Aim of the exercise>
Note each line where "course" appears, and copy it.

A run of records>

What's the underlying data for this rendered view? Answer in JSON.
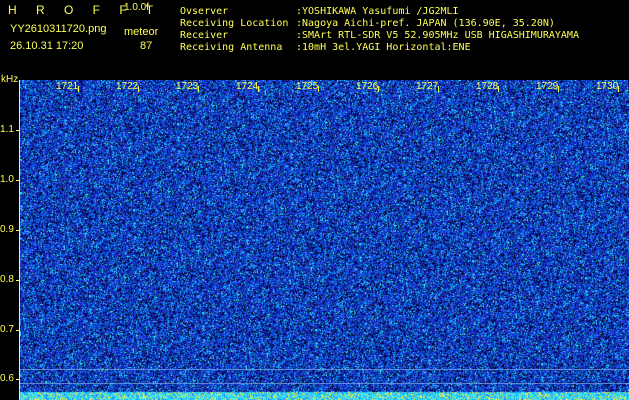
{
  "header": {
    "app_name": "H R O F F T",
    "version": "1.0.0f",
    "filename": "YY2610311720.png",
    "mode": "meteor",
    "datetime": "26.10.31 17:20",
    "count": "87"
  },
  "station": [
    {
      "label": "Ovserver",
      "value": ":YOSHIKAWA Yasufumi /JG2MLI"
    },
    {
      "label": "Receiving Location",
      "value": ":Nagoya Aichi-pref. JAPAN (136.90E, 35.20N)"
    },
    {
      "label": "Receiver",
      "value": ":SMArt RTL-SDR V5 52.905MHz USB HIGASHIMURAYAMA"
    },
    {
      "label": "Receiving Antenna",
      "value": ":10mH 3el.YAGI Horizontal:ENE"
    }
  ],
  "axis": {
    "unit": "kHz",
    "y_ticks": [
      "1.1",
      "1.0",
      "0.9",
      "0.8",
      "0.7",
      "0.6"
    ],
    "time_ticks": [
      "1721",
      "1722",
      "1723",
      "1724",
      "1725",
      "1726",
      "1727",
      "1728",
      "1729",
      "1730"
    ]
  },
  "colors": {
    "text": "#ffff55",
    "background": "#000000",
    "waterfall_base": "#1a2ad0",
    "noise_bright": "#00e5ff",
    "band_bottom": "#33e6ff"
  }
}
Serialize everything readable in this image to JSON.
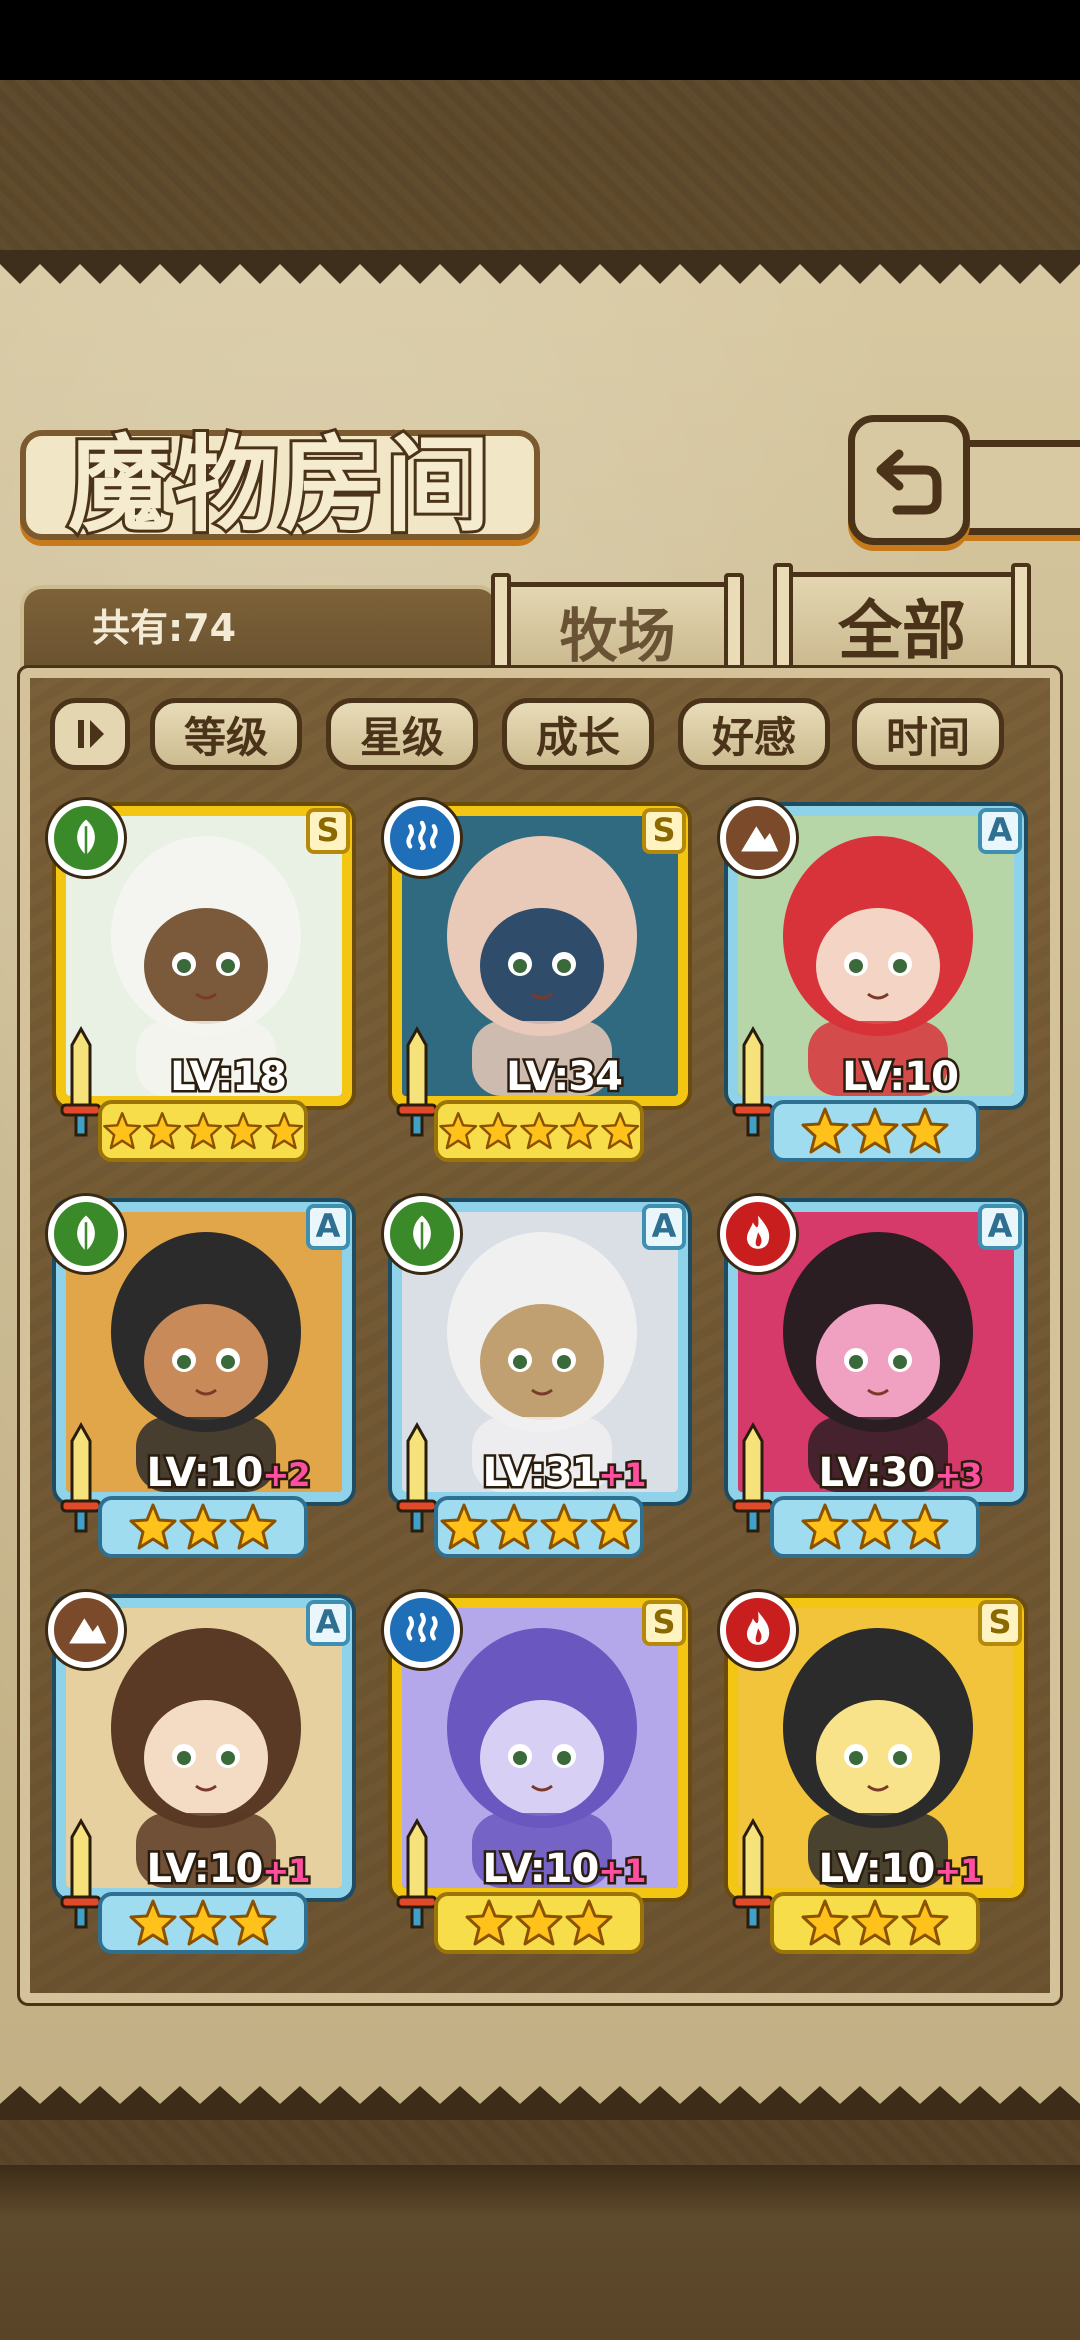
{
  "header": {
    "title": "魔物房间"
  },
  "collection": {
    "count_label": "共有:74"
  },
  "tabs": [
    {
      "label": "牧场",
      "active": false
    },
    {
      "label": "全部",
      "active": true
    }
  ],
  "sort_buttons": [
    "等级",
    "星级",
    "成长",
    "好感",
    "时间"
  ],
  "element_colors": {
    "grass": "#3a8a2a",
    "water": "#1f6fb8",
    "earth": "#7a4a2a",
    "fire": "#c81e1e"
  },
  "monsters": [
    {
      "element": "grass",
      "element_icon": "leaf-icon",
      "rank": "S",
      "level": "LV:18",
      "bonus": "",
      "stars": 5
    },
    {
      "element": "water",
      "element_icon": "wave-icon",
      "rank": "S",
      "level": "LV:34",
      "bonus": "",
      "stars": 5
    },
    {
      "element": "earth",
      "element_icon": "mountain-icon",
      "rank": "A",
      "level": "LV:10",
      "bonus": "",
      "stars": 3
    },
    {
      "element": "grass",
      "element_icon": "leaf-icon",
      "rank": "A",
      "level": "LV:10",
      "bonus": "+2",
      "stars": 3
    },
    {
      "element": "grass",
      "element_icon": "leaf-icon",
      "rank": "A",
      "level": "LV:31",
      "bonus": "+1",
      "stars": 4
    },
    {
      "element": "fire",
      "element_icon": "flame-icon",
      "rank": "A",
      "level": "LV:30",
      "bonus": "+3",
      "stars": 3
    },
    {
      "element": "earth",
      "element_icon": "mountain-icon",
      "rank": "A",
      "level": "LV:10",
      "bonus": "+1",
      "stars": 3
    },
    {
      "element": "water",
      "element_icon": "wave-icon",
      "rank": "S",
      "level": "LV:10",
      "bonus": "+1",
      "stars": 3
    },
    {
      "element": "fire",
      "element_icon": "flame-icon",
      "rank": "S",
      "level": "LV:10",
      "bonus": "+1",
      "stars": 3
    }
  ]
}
...
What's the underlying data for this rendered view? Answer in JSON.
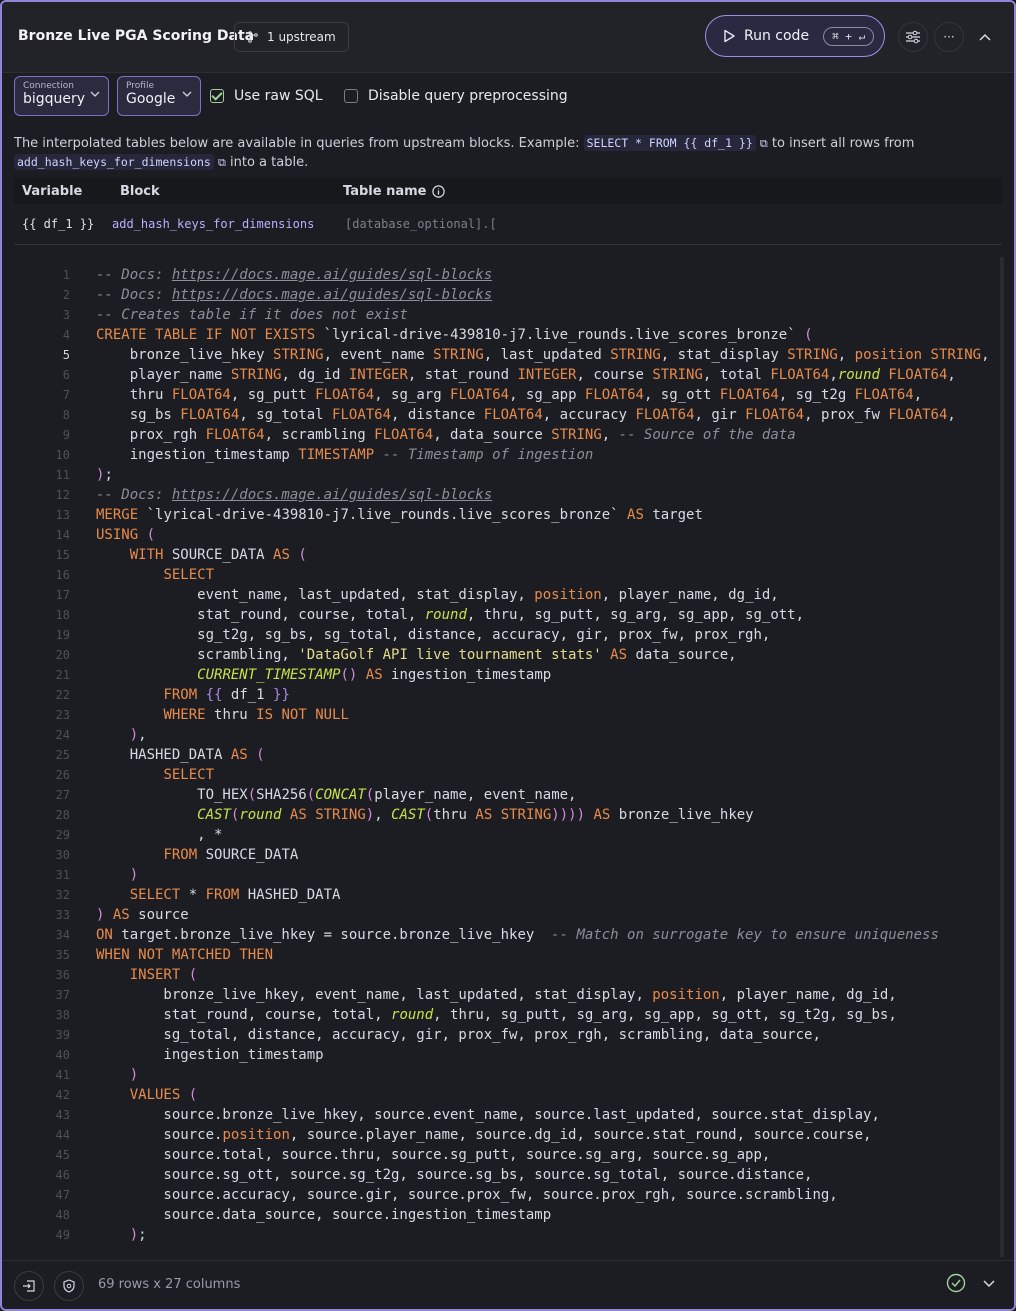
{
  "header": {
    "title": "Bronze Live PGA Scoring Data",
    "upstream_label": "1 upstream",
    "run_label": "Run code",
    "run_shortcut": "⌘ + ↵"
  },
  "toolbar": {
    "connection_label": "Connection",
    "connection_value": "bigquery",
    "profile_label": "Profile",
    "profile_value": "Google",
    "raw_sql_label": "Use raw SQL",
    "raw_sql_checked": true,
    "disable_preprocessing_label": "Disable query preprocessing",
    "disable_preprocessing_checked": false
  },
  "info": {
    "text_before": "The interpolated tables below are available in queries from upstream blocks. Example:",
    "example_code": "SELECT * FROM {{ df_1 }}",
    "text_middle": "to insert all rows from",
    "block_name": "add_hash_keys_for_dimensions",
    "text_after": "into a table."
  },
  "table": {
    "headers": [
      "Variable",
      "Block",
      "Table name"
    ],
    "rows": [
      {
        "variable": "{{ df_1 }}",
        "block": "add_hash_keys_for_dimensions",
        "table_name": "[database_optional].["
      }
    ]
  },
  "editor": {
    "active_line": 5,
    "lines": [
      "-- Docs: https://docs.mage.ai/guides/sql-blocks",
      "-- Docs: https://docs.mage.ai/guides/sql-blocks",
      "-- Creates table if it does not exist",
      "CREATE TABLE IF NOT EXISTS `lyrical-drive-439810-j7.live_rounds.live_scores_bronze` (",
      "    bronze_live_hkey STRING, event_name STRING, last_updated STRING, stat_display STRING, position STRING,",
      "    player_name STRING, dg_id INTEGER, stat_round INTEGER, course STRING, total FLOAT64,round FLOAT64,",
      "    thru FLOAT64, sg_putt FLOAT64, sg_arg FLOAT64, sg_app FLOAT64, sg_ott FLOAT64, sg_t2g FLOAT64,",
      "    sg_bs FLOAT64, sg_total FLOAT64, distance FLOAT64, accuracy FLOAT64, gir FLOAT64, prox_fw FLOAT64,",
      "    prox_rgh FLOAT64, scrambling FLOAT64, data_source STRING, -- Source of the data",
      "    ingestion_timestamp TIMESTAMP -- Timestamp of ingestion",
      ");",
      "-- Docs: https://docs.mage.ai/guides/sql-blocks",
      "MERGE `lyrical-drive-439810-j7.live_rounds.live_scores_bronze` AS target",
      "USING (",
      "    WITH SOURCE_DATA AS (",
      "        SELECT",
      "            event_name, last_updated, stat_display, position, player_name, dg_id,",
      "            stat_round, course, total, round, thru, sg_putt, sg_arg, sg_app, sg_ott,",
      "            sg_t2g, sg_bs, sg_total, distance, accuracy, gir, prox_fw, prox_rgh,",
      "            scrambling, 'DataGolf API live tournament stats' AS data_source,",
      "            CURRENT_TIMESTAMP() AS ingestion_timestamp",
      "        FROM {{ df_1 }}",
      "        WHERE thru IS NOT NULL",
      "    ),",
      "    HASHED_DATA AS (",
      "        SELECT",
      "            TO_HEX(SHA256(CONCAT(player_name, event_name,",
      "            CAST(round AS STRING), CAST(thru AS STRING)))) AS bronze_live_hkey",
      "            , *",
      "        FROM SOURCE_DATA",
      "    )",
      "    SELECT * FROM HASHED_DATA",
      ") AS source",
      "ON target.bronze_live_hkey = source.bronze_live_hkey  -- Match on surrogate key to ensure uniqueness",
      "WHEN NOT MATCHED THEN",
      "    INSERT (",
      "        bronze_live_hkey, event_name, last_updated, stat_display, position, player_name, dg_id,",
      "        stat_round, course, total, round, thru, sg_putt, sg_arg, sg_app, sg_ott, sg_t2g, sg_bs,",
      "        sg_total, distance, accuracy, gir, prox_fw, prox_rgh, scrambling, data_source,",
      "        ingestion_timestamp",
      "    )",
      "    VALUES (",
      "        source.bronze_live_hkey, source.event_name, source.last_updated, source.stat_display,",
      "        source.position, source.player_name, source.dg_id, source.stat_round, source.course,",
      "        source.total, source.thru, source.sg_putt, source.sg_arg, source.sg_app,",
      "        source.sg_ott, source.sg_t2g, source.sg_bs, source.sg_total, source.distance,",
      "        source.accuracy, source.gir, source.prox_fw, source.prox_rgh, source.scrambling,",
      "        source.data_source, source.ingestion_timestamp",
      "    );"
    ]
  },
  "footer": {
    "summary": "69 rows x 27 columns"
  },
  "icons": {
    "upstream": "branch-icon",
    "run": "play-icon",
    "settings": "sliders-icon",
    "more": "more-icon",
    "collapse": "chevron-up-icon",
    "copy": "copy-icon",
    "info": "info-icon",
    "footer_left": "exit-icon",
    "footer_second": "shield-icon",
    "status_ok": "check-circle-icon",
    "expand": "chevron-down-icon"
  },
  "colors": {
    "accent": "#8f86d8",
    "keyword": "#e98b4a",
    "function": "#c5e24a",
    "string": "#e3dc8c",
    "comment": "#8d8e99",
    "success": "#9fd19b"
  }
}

Finished task>
      "    player_name STRING, dg_id INTEGER, stat_round INTEGER, course STRING, total FLOAT64,round FLOAT64,",
      "            stat_round, course, total, round, thru, sg_putt, sg_arg, sg_app, sg_ott,",
      "        stat_round, course, total, round, thru, sg_putt, sg_arg, sg_app, sg_ott, sg_t2g, sg_bs,",
      "        source.position, source.player_name, source.dg_id, source.stat_round, source.course,",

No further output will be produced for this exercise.